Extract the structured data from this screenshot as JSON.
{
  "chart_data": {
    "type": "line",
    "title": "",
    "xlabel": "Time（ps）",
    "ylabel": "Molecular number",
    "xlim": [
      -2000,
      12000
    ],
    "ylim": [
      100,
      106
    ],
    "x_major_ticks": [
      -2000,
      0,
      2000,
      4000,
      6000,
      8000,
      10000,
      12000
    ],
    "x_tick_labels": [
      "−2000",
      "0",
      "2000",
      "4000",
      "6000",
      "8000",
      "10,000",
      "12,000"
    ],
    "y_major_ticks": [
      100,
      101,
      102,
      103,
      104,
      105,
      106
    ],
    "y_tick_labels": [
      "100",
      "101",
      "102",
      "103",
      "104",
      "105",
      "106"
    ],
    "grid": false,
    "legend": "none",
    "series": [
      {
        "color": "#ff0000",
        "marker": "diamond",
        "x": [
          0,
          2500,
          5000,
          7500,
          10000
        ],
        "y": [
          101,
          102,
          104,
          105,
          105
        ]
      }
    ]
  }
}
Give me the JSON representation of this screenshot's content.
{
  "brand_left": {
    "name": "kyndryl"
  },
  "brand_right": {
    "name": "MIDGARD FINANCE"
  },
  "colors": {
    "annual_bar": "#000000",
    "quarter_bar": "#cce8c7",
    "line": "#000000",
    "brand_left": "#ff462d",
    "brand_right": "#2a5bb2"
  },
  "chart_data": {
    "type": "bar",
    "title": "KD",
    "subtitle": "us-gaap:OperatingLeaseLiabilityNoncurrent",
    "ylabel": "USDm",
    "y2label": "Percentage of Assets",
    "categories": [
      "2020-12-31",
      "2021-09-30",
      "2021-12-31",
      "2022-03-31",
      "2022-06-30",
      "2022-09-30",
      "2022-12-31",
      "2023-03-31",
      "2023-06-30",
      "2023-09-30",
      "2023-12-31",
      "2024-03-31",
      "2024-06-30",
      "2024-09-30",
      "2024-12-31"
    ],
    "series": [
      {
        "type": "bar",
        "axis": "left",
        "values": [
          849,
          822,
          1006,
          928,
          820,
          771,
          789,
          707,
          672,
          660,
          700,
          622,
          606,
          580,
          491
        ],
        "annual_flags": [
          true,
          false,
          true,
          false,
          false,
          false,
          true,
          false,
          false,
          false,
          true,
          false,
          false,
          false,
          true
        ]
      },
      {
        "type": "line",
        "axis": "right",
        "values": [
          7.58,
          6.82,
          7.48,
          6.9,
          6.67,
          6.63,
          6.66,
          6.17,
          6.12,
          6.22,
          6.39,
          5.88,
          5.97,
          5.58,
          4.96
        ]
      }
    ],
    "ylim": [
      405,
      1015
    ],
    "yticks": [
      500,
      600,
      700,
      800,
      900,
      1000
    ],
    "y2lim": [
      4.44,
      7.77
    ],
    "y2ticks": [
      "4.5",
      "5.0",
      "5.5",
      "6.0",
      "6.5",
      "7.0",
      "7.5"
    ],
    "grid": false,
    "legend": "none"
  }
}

◆ ◆ ◆ ◆

The records above should all be quoted exactly, please.

### The result:
Extract the structured data from this screenshot as JSON.
{
  "chart_data": {
    "type": "line",
    "title": "",
    "xlabel": "Time（ps）",
    "ylabel": "Molecular number",
    "xlim": [
      -2000,
      12000
    ],
    "ylim": [
      100,
      106
    ],
    "x_major_ticks": [
      -2000,
      0,
      2000,
      4000,
      6000,
      8000,
      10000,
      12000
    ],
    "x_tick_labels": [
      "−2000",
      "0",
      "2000",
      "4000",
      "6000",
      "8000",
      "10,000",
      "12,000"
    ],
    "y_major_ticks": [
      100,
      101,
      102,
      103,
      104,
      105,
      106
    ],
    "y_tick_labels": [
      "100",
      "101",
      "102",
      "103",
      "104",
      "105",
      "106"
    ],
    "grid": false,
    "legend": "none",
    "series": [
      {
        "color": "#ff0000",
        "marker": "diamond",
        "x": [
          0,
          2500,
          5000,
          7500,
          10000
        ],
        "y": [
          101,
          102,
          104,
          105,
          105
        ]
      }
    ]
  }
}
Give me the JSON representation of this screenshot's content.
{
  "brand_left": {
    "name": "kyndryl"
  },
  "brand_right": {
    "name": "MIDGARD FINANCE"
  },
  "colors": {
    "annual_bar": "#000000",
    "quarter_bar": "#cce8c7",
    "line": "#000000",
    "brand_left": "#ff462d",
    "brand_right": "#2a5bb2"
  },
  "chart_data": {
    "type": "bar",
    "title": "KD",
    "subtitle": "us-gaap:OperatingLeaseLiabilityNoncurrent",
    "ylabel": "USDm",
    "y2label": "Percentage of Assets",
    "categories": [
      "2020-12-31",
      "2021-09-30",
      "2021-12-31",
      "2022-03-31",
      "2022-06-30",
      "2022-09-30",
      "2022-12-31",
      "2023-03-31",
      "2023-06-30",
      "2023-09-30",
      "2023-12-31",
      "2024-03-31",
      "2024-06-30",
      "2024-09-30",
      "2024-12-31"
    ],
    "series": [
      {
        "type": "bar",
        "axis": "left",
        "values": [
          849,
          822,
          1006,
          928,
          820,
          771,
          789,
          707,
          672,
          660,
          700,
          622,
          606,
          580,
          491
        ],
        "annual_flags": [
          true,
          false,
          true,
          false,
          false,
          false,
          true,
          false,
          false,
          false,
          true,
          false,
          false,
          false,
          true
        ]
      },
      {
        "type": "line",
        "axis": "right",
        "values": [
          7.58,
          6.82,
          7.48,
          6.9,
          6.67,
          6.63,
          6.66,
          6.17,
          6.12,
          6.22,
          6.39,
          5.88,
          5.97,
          5.58,
          4.96
        ]
      }
    ],
    "ylim": [
      405,
      1015
    ],
    "yticks": [
      500,
      600,
      700,
      800,
      900,
      1000
    ],
    "y2lim": [
      4.44,
      7.77
    ],
    "y2ticks": [
      "4.5",
      "5.0",
      "5.5",
      "6.0",
      "6.5",
      "7.0",
      "7.5"
    ],
    "grid": false,
    "legend": "none"
  }
}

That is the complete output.